◆ **TASK BRIEF**:
Faithfully return all lines, omitting every embedded picture.
⁂
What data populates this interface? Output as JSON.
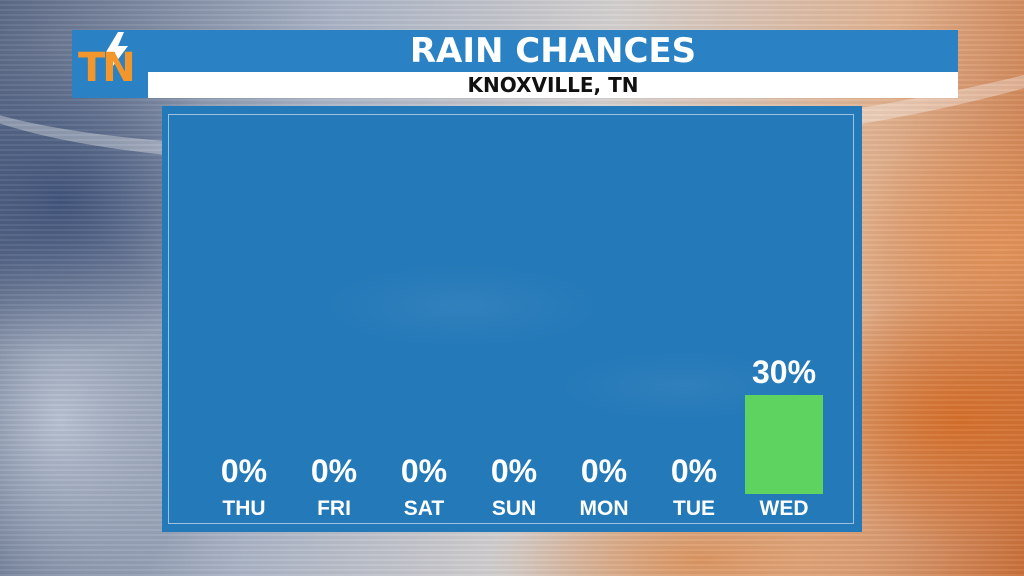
{
  "header": {
    "logo_text": "TN",
    "title": "RAIN CHANCES",
    "subtitle": "KNOXVILLE, TN"
  },
  "colors": {
    "accent_blue": "#2a82c4",
    "panel_blue": "#2479b8",
    "logo_orange": "#f3962b",
    "bar_green": "#5fd35f"
  },
  "icons": {
    "logo_bolt": "lightning-bolt-icon"
  },
  "chart_data": {
    "type": "bar",
    "title": "RAIN CHANCES",
    "subtitle": "KNOXVILLE, TN",
    "categories": [
      "THU",
      "FRI",
      "SAT",
      "SUN",
      "MON",
      "TUE",
      "WED"
    ],
    "values": [
      0,
      0,
      0,
      0,
      0,
      0,
      30
    ],
    "value_labels": [
      "0%",
      "0%",
      "0%",
      "0%",
      "0%",
      "0%",
      "30%"
    ],
    "ylim": [
      0,
      100
    ],
    "grid": false,
    "legend": "none"
  }
}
⁂
◆ **SOLUTION TO THE PROBLEM**:
What data populates this interface? Output as JSON.
{
  "header": {
    "logo_text": "TN",
    "title": "RAIN CHANCES",
    "subtitle": "KNOXVILLE, TN"
  },
  "colors": {
    "accent_blue": "#2a82c4",
    "panel_blue": "#2479b8",
    "logo_orange": "#f3962b",
    "bar_green": "#5fd35f"
  },
  "icons": {
    "logo_bolt": "lightning-bolt-icon"
  },
  "chart_data": {
    "type": "bar",
    "title": "RAIN CHANCES",
    "subtitle": "KNOXVILLE, TN",
    "categories": [
      "THU",
      "FRI",
      "SAT",
      "SUN",
      "MON",
      "TUE",
      "WED"
    ],
    "values": [
      0,
      0,
      0,
      0,
      0,
      0,
      30
    ],
    "value_labels": [
      "0%",
      "0%",
      "0%",
      "0%",
      "0%",
      "0%",
      "30%"
    ],
    "ylim": [
      0,
      100
    ],
    "grid": false,
    "legend": "none"
  }
}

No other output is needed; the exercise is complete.